## WHAT IS EXPECTED
Will you output all of the data below exactly, omitting the images?

## DATA ENTRIES
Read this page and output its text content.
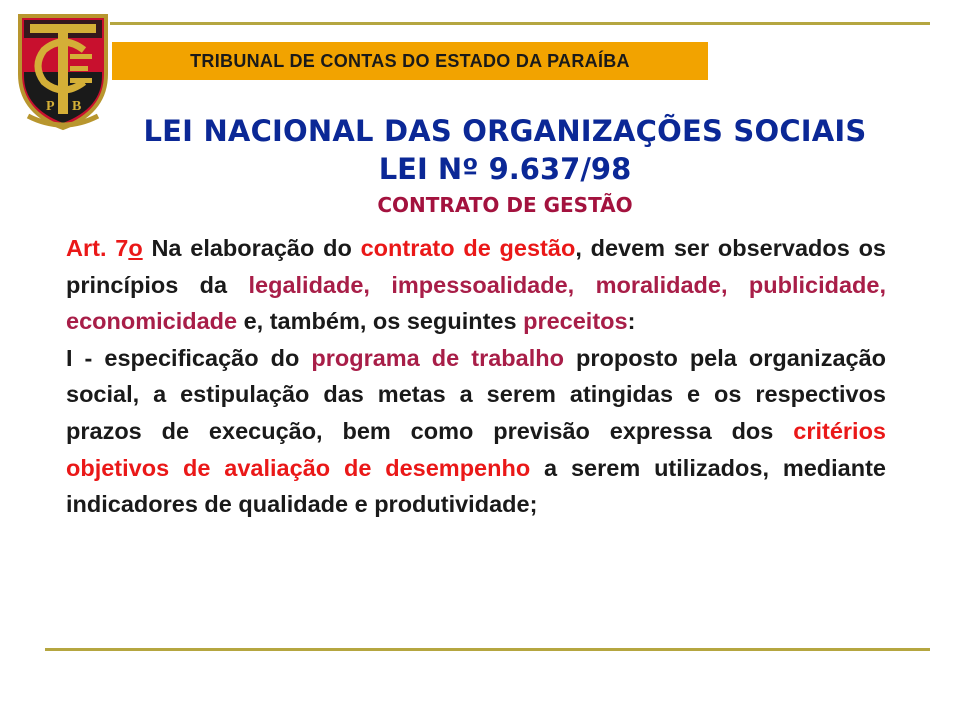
P B
TRIBUNAL DE CONTAS DO ESTADO DA PARAÍBA
LEI NACIONAL DAS ORGANIZAÇÕES SOCIAIS
LEI Nº 9.637/98
CONTRATO DE GESTÃO

Art. 7o Na elaboração do contrato de gestão, devem ser observados os princípios da legalidade, impessoalidade, moralidade, publicidade, economicidade e, também, os seguintes preceitos:

I - especificação do programa de trabalho proposto pela organização social, a estipulação das metas a serem atingidas e os respectivos prazos de execução, bem como previsão expressa dos critérios objetivos de avaliação de desempenho a serem utilizados, mediante indicadores de qualidade e produtividade;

## RESULT
Read this page and output its text content.
P B
TRIBUNAL DE CONTAS DO ESTADO DA PARAÍBA
LEI NACIONAL DAS ORGANIZAÇÕES SOCIAIS
LEI Nº 9.637/98
CONTRATO DE GESTÃO

Art. 7o Na elaboração do contrato de gestão, devem ser observados os princípios da legalidade, impessoalidade, moralidade, publicidade, economicidade e, também, os seguintes preceitos:

I - especificação do programa de trabalho proposto pela organização social, a estipulação das metas a serem atingidas e os respectivos prazos de execução, bem como previsão expressa dos critérios objetivos de avaliação de desempenho a serem utilizados, mediante indicadores de qualidade e produtividade;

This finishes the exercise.